Every line that holds the string "icon" is to be identified and copied.

[START Records provided]

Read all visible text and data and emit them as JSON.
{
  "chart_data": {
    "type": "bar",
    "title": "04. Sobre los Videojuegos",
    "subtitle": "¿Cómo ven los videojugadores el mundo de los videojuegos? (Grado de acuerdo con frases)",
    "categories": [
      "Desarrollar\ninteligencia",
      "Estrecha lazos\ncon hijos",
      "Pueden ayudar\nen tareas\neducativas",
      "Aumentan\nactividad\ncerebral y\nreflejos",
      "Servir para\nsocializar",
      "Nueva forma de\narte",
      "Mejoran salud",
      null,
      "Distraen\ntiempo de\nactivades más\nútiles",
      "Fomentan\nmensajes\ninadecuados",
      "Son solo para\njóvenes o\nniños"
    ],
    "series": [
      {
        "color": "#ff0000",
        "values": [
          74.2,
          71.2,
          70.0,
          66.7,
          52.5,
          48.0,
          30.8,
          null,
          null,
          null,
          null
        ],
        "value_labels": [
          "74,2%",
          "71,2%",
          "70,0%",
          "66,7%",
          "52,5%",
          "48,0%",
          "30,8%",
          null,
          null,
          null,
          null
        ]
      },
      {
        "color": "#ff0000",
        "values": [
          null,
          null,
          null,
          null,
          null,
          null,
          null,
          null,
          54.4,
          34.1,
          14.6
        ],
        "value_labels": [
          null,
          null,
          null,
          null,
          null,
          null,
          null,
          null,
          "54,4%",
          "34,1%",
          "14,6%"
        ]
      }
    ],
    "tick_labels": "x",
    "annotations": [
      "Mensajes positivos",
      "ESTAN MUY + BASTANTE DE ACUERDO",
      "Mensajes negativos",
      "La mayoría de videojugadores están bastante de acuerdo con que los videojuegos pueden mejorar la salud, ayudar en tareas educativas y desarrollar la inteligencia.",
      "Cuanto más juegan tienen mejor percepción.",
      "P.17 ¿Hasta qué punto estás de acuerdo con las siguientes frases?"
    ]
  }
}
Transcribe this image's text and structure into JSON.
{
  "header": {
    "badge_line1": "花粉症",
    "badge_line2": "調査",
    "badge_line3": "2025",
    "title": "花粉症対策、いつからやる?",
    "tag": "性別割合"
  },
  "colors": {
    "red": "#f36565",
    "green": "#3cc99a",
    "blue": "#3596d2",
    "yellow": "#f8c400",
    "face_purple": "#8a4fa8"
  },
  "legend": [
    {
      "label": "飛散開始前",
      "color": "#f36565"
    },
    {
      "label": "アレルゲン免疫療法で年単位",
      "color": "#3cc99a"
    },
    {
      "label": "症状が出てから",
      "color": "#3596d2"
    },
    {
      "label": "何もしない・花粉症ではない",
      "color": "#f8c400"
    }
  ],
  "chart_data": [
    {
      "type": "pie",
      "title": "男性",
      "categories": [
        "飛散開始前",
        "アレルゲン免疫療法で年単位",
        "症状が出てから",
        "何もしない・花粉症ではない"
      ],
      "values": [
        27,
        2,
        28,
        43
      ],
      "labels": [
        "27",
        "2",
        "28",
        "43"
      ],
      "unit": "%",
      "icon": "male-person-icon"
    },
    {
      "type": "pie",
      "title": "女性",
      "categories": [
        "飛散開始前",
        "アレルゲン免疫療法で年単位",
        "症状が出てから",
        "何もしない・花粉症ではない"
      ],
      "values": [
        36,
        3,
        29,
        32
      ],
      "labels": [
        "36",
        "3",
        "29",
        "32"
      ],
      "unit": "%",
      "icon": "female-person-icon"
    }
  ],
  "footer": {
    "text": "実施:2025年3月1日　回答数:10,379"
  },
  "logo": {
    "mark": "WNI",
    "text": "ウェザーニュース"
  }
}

[END Records provided]

Solution to this exercise:
      "icon": "male-person-icon"
      "icon": "female-person-icon"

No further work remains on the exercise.